# PROBLEM DESCRIPTION
Which lines of the data include the string "faculty"? List them all.

(Stored dataset items)
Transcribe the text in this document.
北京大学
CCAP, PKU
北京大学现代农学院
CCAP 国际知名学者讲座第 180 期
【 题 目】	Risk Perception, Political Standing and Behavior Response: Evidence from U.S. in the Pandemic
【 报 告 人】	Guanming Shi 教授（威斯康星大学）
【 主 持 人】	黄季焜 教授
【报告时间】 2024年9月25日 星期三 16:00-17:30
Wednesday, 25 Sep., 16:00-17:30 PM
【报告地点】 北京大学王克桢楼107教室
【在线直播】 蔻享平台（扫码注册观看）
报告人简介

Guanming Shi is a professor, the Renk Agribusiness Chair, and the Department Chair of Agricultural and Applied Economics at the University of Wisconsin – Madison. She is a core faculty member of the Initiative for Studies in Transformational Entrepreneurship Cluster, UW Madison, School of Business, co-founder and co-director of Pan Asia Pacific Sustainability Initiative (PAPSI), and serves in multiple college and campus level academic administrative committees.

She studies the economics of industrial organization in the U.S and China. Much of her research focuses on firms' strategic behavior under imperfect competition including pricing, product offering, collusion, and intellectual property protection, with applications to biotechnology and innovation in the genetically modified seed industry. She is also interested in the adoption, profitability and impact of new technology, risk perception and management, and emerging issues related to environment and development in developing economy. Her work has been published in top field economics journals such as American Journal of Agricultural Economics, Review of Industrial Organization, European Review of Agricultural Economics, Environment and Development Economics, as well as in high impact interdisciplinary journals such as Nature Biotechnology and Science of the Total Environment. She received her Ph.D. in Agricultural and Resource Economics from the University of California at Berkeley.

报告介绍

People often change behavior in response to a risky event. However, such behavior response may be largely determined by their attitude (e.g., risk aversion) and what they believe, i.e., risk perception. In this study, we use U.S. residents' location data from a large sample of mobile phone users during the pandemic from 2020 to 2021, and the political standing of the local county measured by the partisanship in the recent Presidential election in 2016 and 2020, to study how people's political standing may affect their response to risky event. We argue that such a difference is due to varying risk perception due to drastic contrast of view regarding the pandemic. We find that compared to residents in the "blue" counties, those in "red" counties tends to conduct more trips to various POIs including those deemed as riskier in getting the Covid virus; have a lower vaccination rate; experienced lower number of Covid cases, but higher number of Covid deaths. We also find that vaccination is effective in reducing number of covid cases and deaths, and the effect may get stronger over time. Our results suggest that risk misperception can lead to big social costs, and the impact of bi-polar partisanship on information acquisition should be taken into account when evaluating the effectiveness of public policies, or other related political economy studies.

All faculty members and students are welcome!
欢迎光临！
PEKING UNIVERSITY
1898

# SOLUTION BELOW
Guanming Shi is a professor, the Renk Agribusiness Chair, and the Department Chair of Agricultural and Applied Economics at the University of Wisconsin – Madison. She is a core faculty member of the Initiative for Studies in Transformational Entrepreneurship Cluster, UW Madison, School of Business, co-founder and co-director of Pan Asia Pacific Sustainability Initiative (PAPSI), and serves in multiple college and campus level academic administrative committees.
All faculty members and students are welcome!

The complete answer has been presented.